» **TASK DETAILS**: How many lines of these records hold the string "this"? Reply with the number alone.
>>>
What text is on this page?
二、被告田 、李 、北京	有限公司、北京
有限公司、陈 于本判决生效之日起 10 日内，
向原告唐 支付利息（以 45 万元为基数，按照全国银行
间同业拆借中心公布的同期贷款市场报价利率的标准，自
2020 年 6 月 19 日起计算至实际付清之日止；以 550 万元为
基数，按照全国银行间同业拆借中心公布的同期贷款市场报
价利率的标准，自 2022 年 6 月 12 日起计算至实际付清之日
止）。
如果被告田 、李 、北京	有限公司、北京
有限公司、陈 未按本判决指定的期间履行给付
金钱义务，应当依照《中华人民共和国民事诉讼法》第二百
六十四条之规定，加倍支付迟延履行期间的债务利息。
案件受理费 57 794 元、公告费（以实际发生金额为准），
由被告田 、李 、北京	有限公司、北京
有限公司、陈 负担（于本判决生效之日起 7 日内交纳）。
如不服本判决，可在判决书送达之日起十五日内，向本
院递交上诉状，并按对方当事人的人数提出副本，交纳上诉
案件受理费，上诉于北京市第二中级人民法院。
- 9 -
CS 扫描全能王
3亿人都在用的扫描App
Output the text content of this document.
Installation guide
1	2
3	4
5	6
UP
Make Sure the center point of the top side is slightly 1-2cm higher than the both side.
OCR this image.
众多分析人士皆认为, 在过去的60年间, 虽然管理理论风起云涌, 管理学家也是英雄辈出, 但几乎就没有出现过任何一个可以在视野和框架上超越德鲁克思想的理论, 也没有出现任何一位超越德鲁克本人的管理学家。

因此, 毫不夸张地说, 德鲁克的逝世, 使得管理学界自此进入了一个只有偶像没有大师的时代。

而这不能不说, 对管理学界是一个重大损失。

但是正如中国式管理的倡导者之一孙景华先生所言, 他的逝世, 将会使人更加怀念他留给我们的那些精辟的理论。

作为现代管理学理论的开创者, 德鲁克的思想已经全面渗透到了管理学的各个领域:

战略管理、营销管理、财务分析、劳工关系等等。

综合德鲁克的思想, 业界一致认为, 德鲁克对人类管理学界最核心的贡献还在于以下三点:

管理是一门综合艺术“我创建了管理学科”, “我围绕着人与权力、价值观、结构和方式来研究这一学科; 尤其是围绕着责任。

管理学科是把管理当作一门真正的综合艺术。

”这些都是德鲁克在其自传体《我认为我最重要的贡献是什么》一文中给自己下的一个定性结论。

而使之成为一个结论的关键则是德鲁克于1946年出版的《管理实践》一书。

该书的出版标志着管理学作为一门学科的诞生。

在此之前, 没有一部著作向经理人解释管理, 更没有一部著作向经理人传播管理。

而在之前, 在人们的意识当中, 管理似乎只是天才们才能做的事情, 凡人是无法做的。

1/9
<<<
» **ANSWER FOR THE TASK**: 3